PROBLEM: Rewrite the material from its first line up to and including the line that contains "link-shops-rent[interactable]: 出租 [125, 332, 155, 353]", swapping each "interactable" for "clickable" and changing nothing else.
= = = =
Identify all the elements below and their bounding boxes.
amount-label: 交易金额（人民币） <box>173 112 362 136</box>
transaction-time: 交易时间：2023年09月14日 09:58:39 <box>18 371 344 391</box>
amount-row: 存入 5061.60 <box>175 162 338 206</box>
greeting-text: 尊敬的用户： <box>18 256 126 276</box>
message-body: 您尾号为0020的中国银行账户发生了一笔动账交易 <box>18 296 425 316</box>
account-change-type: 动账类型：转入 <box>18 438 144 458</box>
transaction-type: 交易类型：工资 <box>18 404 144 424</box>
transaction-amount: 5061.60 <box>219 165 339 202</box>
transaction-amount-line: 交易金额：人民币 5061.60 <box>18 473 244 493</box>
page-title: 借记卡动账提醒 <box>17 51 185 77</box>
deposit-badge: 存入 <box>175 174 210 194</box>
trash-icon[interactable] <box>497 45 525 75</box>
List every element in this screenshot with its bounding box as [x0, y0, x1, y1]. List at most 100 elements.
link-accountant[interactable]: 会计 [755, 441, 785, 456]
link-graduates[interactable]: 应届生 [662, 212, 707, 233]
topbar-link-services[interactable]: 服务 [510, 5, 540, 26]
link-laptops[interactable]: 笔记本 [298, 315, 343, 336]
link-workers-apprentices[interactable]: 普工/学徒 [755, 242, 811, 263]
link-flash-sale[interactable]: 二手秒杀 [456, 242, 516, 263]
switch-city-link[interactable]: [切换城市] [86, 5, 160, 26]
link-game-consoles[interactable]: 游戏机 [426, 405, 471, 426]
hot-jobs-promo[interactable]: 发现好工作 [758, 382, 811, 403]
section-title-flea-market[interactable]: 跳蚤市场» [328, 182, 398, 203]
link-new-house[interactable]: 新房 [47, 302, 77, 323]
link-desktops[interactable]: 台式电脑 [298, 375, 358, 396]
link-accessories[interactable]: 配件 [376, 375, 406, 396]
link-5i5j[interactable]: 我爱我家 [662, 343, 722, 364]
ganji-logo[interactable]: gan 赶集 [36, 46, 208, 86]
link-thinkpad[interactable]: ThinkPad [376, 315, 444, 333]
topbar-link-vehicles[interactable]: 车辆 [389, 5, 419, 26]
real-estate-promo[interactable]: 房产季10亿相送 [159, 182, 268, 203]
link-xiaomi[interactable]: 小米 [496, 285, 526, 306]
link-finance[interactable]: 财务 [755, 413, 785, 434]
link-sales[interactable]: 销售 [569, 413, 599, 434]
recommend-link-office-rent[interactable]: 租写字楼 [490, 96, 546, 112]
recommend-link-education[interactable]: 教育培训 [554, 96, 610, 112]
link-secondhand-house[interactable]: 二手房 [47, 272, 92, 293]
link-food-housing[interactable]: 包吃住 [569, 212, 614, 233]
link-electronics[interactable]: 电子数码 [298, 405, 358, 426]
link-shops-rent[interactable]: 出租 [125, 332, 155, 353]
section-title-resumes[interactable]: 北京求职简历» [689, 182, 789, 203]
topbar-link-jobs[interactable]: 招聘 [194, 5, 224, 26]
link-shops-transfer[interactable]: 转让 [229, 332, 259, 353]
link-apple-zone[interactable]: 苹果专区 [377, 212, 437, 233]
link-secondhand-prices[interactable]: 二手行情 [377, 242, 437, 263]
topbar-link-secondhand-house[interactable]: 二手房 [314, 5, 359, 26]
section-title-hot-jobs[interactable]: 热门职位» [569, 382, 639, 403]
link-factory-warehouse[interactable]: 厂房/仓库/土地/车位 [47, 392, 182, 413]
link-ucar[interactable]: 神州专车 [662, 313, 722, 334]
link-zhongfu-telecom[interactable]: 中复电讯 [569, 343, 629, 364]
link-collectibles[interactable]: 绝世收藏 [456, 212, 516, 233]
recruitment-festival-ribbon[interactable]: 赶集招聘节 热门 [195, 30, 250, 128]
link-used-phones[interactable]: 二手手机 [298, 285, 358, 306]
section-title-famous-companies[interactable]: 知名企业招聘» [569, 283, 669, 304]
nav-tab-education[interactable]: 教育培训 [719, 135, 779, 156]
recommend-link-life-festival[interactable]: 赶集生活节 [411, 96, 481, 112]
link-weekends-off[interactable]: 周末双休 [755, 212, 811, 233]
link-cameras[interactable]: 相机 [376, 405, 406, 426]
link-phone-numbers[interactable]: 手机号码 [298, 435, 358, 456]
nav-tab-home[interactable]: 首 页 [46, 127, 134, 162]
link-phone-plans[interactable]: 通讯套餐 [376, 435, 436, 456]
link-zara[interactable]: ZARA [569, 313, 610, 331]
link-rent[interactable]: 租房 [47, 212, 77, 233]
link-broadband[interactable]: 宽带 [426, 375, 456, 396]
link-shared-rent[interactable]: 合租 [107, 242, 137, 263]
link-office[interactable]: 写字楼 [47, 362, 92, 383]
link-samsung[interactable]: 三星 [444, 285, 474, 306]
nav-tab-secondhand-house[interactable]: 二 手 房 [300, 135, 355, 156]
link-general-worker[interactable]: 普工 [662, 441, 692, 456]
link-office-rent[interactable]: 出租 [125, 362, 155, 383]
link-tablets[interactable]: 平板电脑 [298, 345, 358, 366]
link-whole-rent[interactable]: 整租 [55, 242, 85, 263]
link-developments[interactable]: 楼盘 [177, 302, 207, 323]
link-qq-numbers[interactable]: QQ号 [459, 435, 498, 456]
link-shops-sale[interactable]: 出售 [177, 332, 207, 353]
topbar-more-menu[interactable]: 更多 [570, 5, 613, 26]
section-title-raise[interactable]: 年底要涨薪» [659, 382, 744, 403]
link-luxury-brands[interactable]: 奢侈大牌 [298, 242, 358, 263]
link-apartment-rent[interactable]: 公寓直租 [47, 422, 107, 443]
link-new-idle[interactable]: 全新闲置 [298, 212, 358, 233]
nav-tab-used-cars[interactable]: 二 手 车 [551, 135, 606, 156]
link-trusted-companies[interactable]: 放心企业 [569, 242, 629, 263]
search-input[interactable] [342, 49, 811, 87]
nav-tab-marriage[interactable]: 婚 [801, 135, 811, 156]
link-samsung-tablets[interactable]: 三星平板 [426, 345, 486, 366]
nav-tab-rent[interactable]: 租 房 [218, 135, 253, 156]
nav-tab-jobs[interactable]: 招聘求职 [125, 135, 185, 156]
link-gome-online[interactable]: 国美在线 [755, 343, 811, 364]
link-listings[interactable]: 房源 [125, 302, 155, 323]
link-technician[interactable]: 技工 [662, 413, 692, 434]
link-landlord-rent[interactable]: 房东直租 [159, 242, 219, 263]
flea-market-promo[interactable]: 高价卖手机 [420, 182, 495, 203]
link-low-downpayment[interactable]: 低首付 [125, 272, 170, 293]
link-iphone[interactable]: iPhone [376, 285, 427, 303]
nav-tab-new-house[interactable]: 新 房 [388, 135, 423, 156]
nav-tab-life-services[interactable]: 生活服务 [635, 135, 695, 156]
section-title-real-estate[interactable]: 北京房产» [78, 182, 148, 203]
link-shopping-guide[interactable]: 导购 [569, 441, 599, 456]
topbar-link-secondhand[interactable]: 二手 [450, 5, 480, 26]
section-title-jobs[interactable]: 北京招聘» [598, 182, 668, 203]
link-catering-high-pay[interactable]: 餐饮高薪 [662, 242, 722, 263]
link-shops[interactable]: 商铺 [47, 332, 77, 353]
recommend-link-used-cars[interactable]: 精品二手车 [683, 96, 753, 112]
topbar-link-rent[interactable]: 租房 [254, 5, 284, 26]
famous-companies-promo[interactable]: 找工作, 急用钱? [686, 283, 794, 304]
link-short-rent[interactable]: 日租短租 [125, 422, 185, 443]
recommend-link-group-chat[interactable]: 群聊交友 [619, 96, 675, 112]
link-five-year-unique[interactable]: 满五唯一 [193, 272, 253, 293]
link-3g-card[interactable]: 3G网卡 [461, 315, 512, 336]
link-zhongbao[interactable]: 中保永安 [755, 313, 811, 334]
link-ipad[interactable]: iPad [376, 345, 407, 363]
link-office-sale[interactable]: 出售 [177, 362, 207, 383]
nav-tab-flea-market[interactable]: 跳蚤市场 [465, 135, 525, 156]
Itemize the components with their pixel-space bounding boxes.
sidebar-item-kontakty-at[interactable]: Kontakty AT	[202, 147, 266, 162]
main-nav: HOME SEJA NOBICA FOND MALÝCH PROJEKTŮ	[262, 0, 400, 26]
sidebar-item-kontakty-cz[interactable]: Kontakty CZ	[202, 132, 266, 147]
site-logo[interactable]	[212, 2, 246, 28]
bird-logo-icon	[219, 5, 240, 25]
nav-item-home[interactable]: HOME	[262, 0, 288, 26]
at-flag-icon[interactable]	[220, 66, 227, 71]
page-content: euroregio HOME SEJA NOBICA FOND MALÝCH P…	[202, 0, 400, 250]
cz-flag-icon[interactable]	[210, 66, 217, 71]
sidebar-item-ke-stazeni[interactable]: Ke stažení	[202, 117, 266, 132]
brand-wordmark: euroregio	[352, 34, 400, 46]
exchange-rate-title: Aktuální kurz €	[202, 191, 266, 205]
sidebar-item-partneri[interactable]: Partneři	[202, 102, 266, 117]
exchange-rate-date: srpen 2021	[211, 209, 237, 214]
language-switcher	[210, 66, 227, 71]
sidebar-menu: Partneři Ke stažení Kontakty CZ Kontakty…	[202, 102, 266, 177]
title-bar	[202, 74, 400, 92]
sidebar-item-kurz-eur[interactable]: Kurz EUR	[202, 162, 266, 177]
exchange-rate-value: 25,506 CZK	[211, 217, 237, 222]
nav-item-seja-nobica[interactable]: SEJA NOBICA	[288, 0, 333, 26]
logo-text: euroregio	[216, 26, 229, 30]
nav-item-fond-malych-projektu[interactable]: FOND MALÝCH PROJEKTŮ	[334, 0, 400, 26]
= = = =
RESPONSE TO THIS EXERCISE:
Identify all the elements below and their bounding boxes.
amount-label: 交易金额（人民币） <box>173 112 362 136</box>
transaction-time: 交易时间：2023年09月14日 09:58:39 <box>18 371 344 391</box>
amount-row: 存入 5061.60 <box>175 162 338 206</box>
greeting-text: 尊敬的用户： <box>18 256 126 276</box>
message-body: 您尾号为0020的中国银行账户发生了一笔动账交易 <box>18 296 425 316</box>
account-change-type: 动账类型：转入 <box>18 438 144 458</box>
transaction-type: 交易类型：工资 <box>18 404 144 424</box>
transaction-amount: 5061.60 <box>219 165 339 202</box>
transaction-amount-line: 交易金额：人民币 5061.60 <box>18 473 244 493</box>
page-title: 借记卡动账提醒 <box>17 51 185 77</box>
deposit-badge: 存入 <box>175 174 210 194</box>
trash-icon[clickable] <box>497 45 525 75</box>
List every element in this screenshot with its bounding box as [x0, y0, x1, y1]. List at most 100 elements.
link-accountant[clickable]: 会计 [755, 441, 785, 456]
link-graduates[clickable]: 应届生 [662, 212, 707, 233]
topbar-link-services[clickable]: 服务 [510, 5, 540, 26]
link-laptops[clickable]: 笔记本 [298, 315, 343, 336]
link-workers-apprentices[clickable]: 普工/学徒 [755, 242, 811, 263]
link-flash-sale[clickable]: 二手秒杀 [456, 242, 516, 263]
switch-city-link[clickable]: [切换城市] [86, 5, 160, 26]
link-game-consoles[clickable]: 游戏机 [426, 405, 471, 426]
hot-jobs-promo[clickable]: 发现好工作 [758, 382, 811, 403]
section-title-flea-market[clickable]: 跳蚤市场» [328, 182, 398, 203]
link-new-house[clickable]: 新房 [47, 302, 77, 323]
link-desktops[clickable]: 台式电脑 [298, 375, 358, 396]
link-accessories[clickable]: 配件 [376, 375, 406, 396]
link-5i5j[clickable]: 我爱我家 [662, 343, 722, 364]
ganji-logo[clickable]: gan 赶集 [36, 46, 208, 86]
link-thinkpad[clickable]: ThinkPad [376, 315, 444, 333]
topbar-link-vehicles[clickable]: 车辆 [389, 5, 419, 26]
real-estate-promo[clickable]: 房产季10亿相送 [159, 182, 268, 203]
link-xiaomi[clickable]: 小米 [496, 285, 526, 306]
link-finance[clickable]: 财务 [755, 413, 785, 434]
link-sales[clickable]: 销售 [569, 413, 599, 434]
recommend-link-office-rent[clickable]: 租写字楼 [490, 96, 546, 112]
recommend-link-education[clickable]: 教育培训 [554, 96, 610, 112]
link-secondhand-house[clickable]: 二手房 [47, 272, 92, 293]
link-food-housing[clickable]: 包吃住 [569, 212, 614, 233]
link-electronics[clickable]: 电子数码 [298, 405, 358, 426]
link-shops-rent[clickable]: 出租 [125, 332, 155, 353]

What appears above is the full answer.